[Records from a collection]
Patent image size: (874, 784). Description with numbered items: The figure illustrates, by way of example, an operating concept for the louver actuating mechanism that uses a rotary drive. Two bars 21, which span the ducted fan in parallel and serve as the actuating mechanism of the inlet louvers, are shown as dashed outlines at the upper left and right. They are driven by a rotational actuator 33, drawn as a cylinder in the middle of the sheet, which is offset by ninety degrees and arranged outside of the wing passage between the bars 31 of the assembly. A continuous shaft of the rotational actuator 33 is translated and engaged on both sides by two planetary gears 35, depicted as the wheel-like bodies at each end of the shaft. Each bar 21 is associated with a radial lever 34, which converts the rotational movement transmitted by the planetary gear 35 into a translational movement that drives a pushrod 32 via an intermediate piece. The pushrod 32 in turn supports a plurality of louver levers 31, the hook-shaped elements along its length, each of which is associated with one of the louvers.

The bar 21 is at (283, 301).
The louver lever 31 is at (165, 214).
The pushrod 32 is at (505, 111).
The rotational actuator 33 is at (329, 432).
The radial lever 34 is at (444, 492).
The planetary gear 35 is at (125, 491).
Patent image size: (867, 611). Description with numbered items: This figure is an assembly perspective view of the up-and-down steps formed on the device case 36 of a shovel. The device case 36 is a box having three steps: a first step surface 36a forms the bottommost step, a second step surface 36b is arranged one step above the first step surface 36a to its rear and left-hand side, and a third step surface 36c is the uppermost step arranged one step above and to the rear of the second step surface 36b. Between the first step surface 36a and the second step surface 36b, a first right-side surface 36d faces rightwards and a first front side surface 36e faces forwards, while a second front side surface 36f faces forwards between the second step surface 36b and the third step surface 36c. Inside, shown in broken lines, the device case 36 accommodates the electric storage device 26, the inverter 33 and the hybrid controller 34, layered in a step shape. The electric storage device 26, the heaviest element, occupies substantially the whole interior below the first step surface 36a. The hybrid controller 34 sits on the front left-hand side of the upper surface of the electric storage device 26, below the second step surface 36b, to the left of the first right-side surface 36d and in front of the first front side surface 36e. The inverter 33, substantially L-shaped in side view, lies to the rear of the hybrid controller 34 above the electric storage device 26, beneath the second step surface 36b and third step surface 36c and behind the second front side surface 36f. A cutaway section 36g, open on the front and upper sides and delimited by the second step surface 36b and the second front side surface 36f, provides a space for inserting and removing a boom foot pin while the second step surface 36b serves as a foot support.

What needs to be done:
Copy all of the rows above word for word, without changing anything.

Result for this task:
Patent image size: (874, 784). Description with numbered items: The figure illustrates, by way of example, an operating concept for the louver actuating mechanism that uses a rotary drive. Two bars 21, which span the ducted fan in parallel and serve as the actuating mechanism of the inlet louvers, are shown as dashed outlines at the upper left and right. They are driven by a rotational actuator 33, drawn as a cylinder in the middle of the sheet, which is offset by ninety degrees and arranged outside of the wing passage between the bars 31 of the assembly. A continuous shaft of the rotational actuator 33 is translated and engaged on both sides by two planetary gears 35, depicted as the wheel-like bodies at each end of the shaft. Each bar 21 is associated with a radial lever 34, which converts the rotational movement transmitted by the planetary gear 35 into a translational movement that drives a pushrod 32 via an intermediate piece. The pushrod 32 in turn supports a plurality of louver levers 31, the hook-shaped elements along its length, each of which is associated with one of the louvers.

The bar 21 is at (283, 301).
The louver lever 31 is at (165, 214).
The pushrod 32 is at (505, 111).
The rotational actuator 33 is at (329, 432).
The radial lever 34 is at (444, 492).
The planetary gear 35 is at (125, 491).
Patent image size: (867, 611). Description with numbered items: This figure is an assembly perspective view of the up-and-down steps formed on the device case 36 of a shovel. The device case 36 is a box having three steps: a first step surface 36a forms the bottommost step, a second step surface 36b is arranged one step above the first step surface 36a to its rear and left-hand side, and a third step surface 36c is the uppermost step arranged one step above and to the rear of the second step surface 36b. Between the first step surface 36a and the second step surface 36b, a first right-side surface 36d faces rightwards and a first front side surface 36e faces forwards, while a second front side surface 36f faces forwards between the second step surface 36b and the third step surface 36c. Inside, shown in broken lines, the device case 36 accommodates the electric storage device 26, the inverter 33 and the hybrid controller 34, layered in a step shape. The electric storage device 26, the heaviest element, occupies substantially the whole interior below the first step surface 36a. The hybrid controller 34 sits on the front left-hand side of the upper surface of the electric storage device 26, below the second step surface 36b, to the left of the first right-side surface 36d and in front of the first front side surface 36e. The inverter 33, substantially L-shaped in side view, lies to the rear of the hybrid controller 34 above the electric storage device 26, beneath the second step surface 36b and third step surface 36c and behind the second front side surface 36f. A cutaway section 36g, open on the front and upper sides and delimited by the second step surface 36b and the second front side surface 36f, provides a space for inserting and removing a boom foot pin while the second step surface 36b serves as a foot support.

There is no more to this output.